- Extracts from a graphics dataset:
— start —
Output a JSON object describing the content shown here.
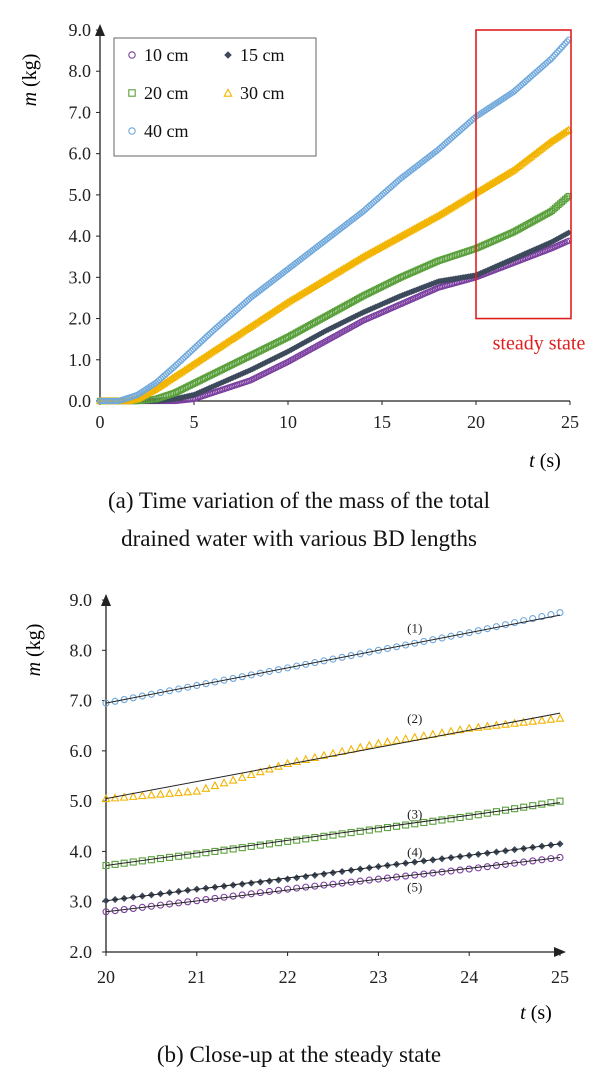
{
  "chart_data": [
    {
      "type": "scatter",
      "panel": "a",
      "xlabel": "t (s)",
      "ylabel": "m (kg)",
      "xlim": [
        0,
        25
      ],
      "ylim": [
        0,
        9
      ],
      "x_ticks": [
        "0",
        "5",
        "10",
        "15",
        "20",
        "25"
      ],
      "y_ticks": [
        "0.0",
        "1.0",
        "2.0",
        "3.0",
        "4.0",
        "5.0",
        "6.0",
        "7.0",
        "8.0",
        "9.0"
      ],
      "legend_placement": "top-left",
      "grid": false,
      "annotation": "steady state",
      "annotation_region": {
        "x": [
          20,
          25
        ],
        "y": [
          2.0,
          9.0
        ]
      },
      "series": [
        {
          "name": "10 cm",
          "marker": "circle",
          "color": "#7b3fa0",
          "points": [
            [
              0,
              0
            ],
            [
              3,
              0
            ],
            [
              4,
              0
            ],
            [
              5,
              0.05
            ],
            [
              6,
              0.2
            ],
            [
              8,
              0.5
            ],
            [
              10,
              0.95
            ],
            [
              12,
              1.45
            ],
            [
              14,
              1.95
            ],
            [
              16,
              2.35
            ],
            [
              18,
              2.75
            ],
            [
              20,
              3.0
            ],
            [
              22,
              3.35
            ],
            [
              24,
              3.7
            ],
            [
              25,
              3.9
            ]
          ]
        },
        {
          "name": "15 cm",
          "marker": "diamond",
          "color": "#3d4a5c",
          "points": [
            [
              0,
              0
            ],
            [
              3,
              0
            ],
            [
              4,
              0.05
            ],
            [
              5,
              0.15
            ],
            [
              6,
              0.35
            ],
            [
              8,
              0.75
            ],
            [
              10,
              1.2
            ],
            [
              12,
              1.7
            ],
            [
              14,
              2.15
            ],
            [
              16,
              2.55
            ],
            [
              18,
              2.9
            ],
            [
              20,
              3.05
            ],
            [
              22,
              3.45
            ],
            [
              24,
              3.85
            ],
            [
              25,
              4.1
            ]
          ]
        },
        {
          "name": "20 cm",
          "marker": "square",
          "color": "#5aa03c",
          "points": [
            [
              0,
              0
            ],
            [
              2,
              0
            ],
            [
              3,
              0.05
            ],
            [
              4,
              0.2
            ],
            [
              6,
              0.65
            ],
            [
              8,
              1.1
            ],
            [
              10,
              1.55
            ],
            [
              12,
              2.05
            ],
            [
              14,
              2.55
            ],
            [
              16,
              3.0
            ],
            [
              18,
              3.4
            ],
            [
              20,
              3.7
            ],
            [
              22,
              4.1
            ],
            [
              24,
              4.6
            ],
            [
              25,
              5.0
            ]
          ]
        },
        {
          "name": "30 cm",
          "marker": "triangle",
          "color": "#f2b400",
          "points": [
            [
              0,
              0
            ],
            [
              1.5,
              0
            ],
            [
              2,
              0.05
            ],
            [
              3,
              0.3
            ],
            [
              4,
              0.6
            ],
            [
              6,
              1.2
            ],
            [
              8,
              1.8
            ],
            [
              10,
              2.4
            ],
            [
              12,
              2.95
            ],
            [
              14,
              3.5
            ],
            [
              16,
              4.0
            ],
            [
              18,
              4.5
            ],
            [
              20,
              5.05
            ],
            [
              22,
              5.6
            ],
            [
              24,
              6.3
            ],
            [
              25,
              6.6
            ]
          ]
        },
        {
          "name": "40 cm",
          "marker": "circle",
          "color": "#6fa8dc",
          "points": [
            [
              0,
              0
            ],
            [
              1,
              0
            ],
            [
              2,
              0.15
            ],
            [
              3,
              0.45
            ],
            [
              4,
              0.85
            ],
            [
              6,
              1.7
            ],
            [
              8,
              2.5
            ],
            [
              10,
              3.2
            ],
            [
              12,
              3.9
            ],
            [
              14,
              4.6
            ],
            [
              16,
              5.4
            ],
            [
              18,
              6.1
            ],
            [
              20,
              6.9
            ],
            [
              22,
              7.5
            ],
            [
              24,
              8.3
            ],
            [
              25,
              8.8
            ]
          ]
        }
      ]
    },
    {
      "type": "scatter",
      "panel": "b",
      "xlabel": "t (s)",
      "ylabel": "m (kg)",
      "xlim": [
        20,
        25
      ],
      "ylim": [
        2,
        9
      ],
      "x_ticks": [
        "20",
        "21",
        "22",
        "23",
        "24",
        "25"
      ],
      "y_ticks": [
        "2.0",
        "3.0",
        "4.0",
        "5.0",
        "6.0",
        "7.0",
        "8.0",
        "9.0"
      ],
      "grid": false,
      "series": [
        {
          "name": "(1)",
          "marker": "circle",
          "color": "#6fa8dc",
          "fit": [
            6.95,
            8.7
          ],
          "points": [
            [
              20,
              6.95
            ],
            [
              21,
              7.3
            ],
            [
              22,
              7.65
            ],
            [
              23,
              8.0
            ],
            [
              24,
              8.35
            ],
            [
              25,
              8.75
            ]
          ]
        },
        {
          "name": "(2)",
          "marker": "triangle",
          "color": "#f2b400",
          "fit": [
            5.05,
            6.75
          ],
          "points": [
            [
              20,
              5.05
            ],
            [
              21,
              5.2
            ],
            [
              22,
              5.75
            ],
            [
              23,
              6.15
            ],
            [
              24,
              6.45
            ],
            [
              25,
              6.65
            ]
          ]
        },
        {
          "name": "(3)",
          "marker": "square",
          "color": "#5aa03c",
          "fit": [
            3.72,
            4.97
          ],
          "points": [
            [
              20,
              3.72
            ],
            [
              21,
              3.95
            ],
            [
              22,
              4.2
            ],
            [
              23,
              4.45
            ],
            [
              24,
              4.7
            ],
            [
              25,
              5.0
            ]
          ]
        },
        {
          "name": "(4)",
          "marker": "diamond",
          "color": "#3d4a5c",
          "fit": [
            3.02,
            4.15
          ],
          "points": [
            [
              20,
              3.02
            ],
            [
              21,
              3.25
            ],
            [
              22,
              3.45
            ],
            [
              23,
              3.7
            ],
            [
              24,
              3.92
            ],
            [
              25,
              4.15
            ]
          ]
        },
        {
          "name": "(5)",
          "marker": "circle",
          "color": "#7b3fa0",
          "fit": [
            2.8,
            3.88
          ],
          "points": [
            [
              20,
              2.8
            ],
            [
              21,
              3.02
            ],
            [
              22,
              3.25
            ],
            [
              23,
              3.45
            ],
            [
              24,
              3.65
            ],
            [
              25,
              3.88
            ]
          ]
        }
      ]
    }
  ],
  "captions": {
    "a_line1": "(a) Time variation of the mass of the total",
    "a_line2": "drained water with various BD lengths",
    "b": "(b) Close-up at the steady state"
  },
  "labels": {
    "m": "m",
    "kg": "(kg)",
    "t": "t",
    "s": "(s)"
  }
}
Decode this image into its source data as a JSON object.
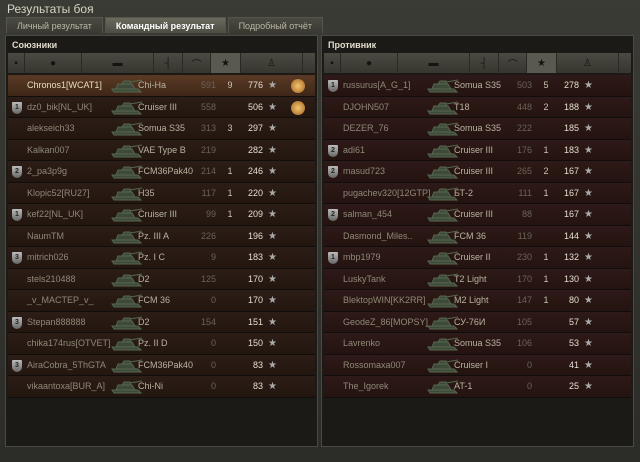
{
  "window": {
    "title": "Результаты боя"
  },
  "tabs": [
    {
      "label": "Личный результат",
      "active": false
    },
    {
      "label": "Командный результат",
      "active": true
    },
    {
      "label": "Подробный отчёт",
      "active": false
    }
  ],
  "allies": {
    "title": "Союзники",
    "rows": [
      {
        "rank": "",
        "name": "Chronos1[WCAT1]",
        "tank": "Chi-Ha",
        "damage": "591",
        "kills": "9",
        "xp": "776",
        "medal": true,
        "me": true
      },
      {
        "rank": "1",
        "name": "dz0_bik[NL_UK]",
        "tank": "Cruiser III",
        "damage": "558",
        "kills": "",
        "xp": "506",
        "medal": true
      },
      {
        "rank": "",
        "name": "alekseich33",
        "tank": "Somua S35",
        "damage": "313",
        "kills": "3",
        "xp": "297"
      },
      {
        "rank": "",
        "name": "Kalkan007",
        "tank": "VAE Type B",
        "damage": "219",
        "kills": "",
        "xp": "282"
      },
      {
        "rank": "2",
        "name": "2_pa3p9g",
        "tank": "FCM36Pak40",
        "damage": "214",
        "kills": "1",
        "xp": "246"
      },
      {
        "rank": "",
        "name": "Klopic52[RU27]",
        "tank": "H35",
        "damage": "117",
        "kills": "1",
        "xp": "220"
      },
      {
        "rank": "1",
        "name": "kef22[NL_UK]",
        "tank": "Cruiser III",
        "damage": "99",
        "kills": "1",
        "xp": "209"
      },
      {
        "rank": "",
        "name": "NaumTM",
        "tank": "Pz. III A",
        "damage": "226",
        "kills": "",
        "xp": "196"
      },
      {
        "rank": "3",
        "name": "mitrich026",
        "tank": "Pz. I C",
        "damage": "9",
        "kills": "",
        "xp": "183"
      },
      {
        "rank": "",
        "name": "stels210488",
        "tank": "D2",
        "damage": "125",
        "kills": "",
        "xp": "170"
      },
      {
        "rank": "",
        "name": "_v_MACTEP_v_",
        "tank": "FCM 36",
        "damage": "0",
        "kills": "",
        "xp": "170"
      },
      {
        "rank": "3",
        "name": "Stepan888888",
        "tank": "D2",
        "damage": "154",
        "kills": "",
        "xp": "151"
      },
      {
        "rank": "",
        "name": "chika174rus[OTVET]",
        "tank": "Pz. II D",
        "damage": "0",
        "kills": "",
        "xp": "150"
      },
      {
        "rank": "3",
        "name": "AiraCobra_5ThGTA",
        "tank": "FCM36Pak40",
        "damage": "0",
        "kills": "",
        "xp": "83"
      },
      {
        "rank": "",
        "name": "vikaantoxa[BUR_A]",
        "tank": "Chi-Ni",
        "damage": "0",
        "kills": "",
        "xp": "83"
      }
    ]
  },
  "enemies": {
    "title": "Противник",
    "rows": [
      {
        "rank": "1",
        "name": "russurus[A_G_1]",
        "tank": "Somua S35",
        "damage": "503",
        "kills": "5",
        "xp": "278"
      },
      {
        "rank": "",
        "name": "DJOHN507",
        "tank": "T18",
        "damage": "448",
        "kills": "2",
        "xp": "188"
      },
      {
        "rank": "",
        "name": "DEZER_76",
        "tank": "Somua S35",
        "damage": "222",
        "kills": "",
        "xp": "185"
      },
      {
        "rank": "2",
        "name": "adi61",
        "tank": "Cruiser III",
        "damage": "176",
        "kills": "1",
        "xp": "183"
      },
      {
        "rank": "2",
        "name": "masud723",
        "tank": "Cruiser III",
        "damage": "265",
        "kills": "2",
        "xp": "167"
      },
      {
        "rank": "",
        "name": "pugachev320[12GTP]",
        "tank": "БТ-2",
        "damage": "111",
        "kills": "1",
        "xp": "167"
      },
      {
        "rank": "2",
        "name": "salman_454",
        "tank": "Cruiser III",
        "damage": "88",
        "kills": "",
        "xp": "167"
      },
      {
        "rank": "",
        "name": "Dasmond_Miles..",
        "tank": "FCM 36",
        "damage": "119",
        "kills": "",
        "xp": "144"
      },
      {
        "rank": "1",
        "name": "mbp1979",
        "tank": "Cruiser II",
        "damage": "230",
        "kills": "1",
        "xp": "132"
      },
      {
        "rank": "",
        "name": "LuskyTank",
        "tank": "T2 Light",
        "damage": "170",
        "kills": "1",
        "xp": "130"
      },
      {
        "rank": "",
        "name": "BlektopWIN[KK2RR]",
        "tank": "M2 Light",
        "damage": "147",
        "kills": "1",
        "xp": "80"
      },
      {
        "rank": "",
        "name": "GeodeZ_86[MOPSY]",
        "tank": "СУ-76И",
        "damage": "105",
        "kills": "",
        "xp": "57"
      },
      {
        "rank": "",
        "name": "Lavrenko",
        "tank": "Somua S35",
        "damage": "106",
        "kills": "",
        "xp": "53"
      },
      {
        "rank": "",
        "name": "Rossomaxa007",
        "tank": "Cruiser I",
        "damage": "0",
        "kills": "",
        "xp": "41"
      },
      {
        "rank": "",
        "name": "The_Igorek",
        "tank": "AT-1",
        "damage": "0",
        "kills": "",
        "xp": "25"
      }
    ]
  },
  "icons": {
    "star": "★",
    "columns": [
      "squad-icon",
      "player-icon",
      "tank-icon",
      "damage-icon",
      "kills-icon",
      "xp-star-icon",
      "medal-icon"
    ]
  }
}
— end —
- Your goal: Copy out each line of the data containing the string "object".

- Answer to this exercise:
Output a JSON object describing the content shown here.
Decode this image into its source data as a JSON object.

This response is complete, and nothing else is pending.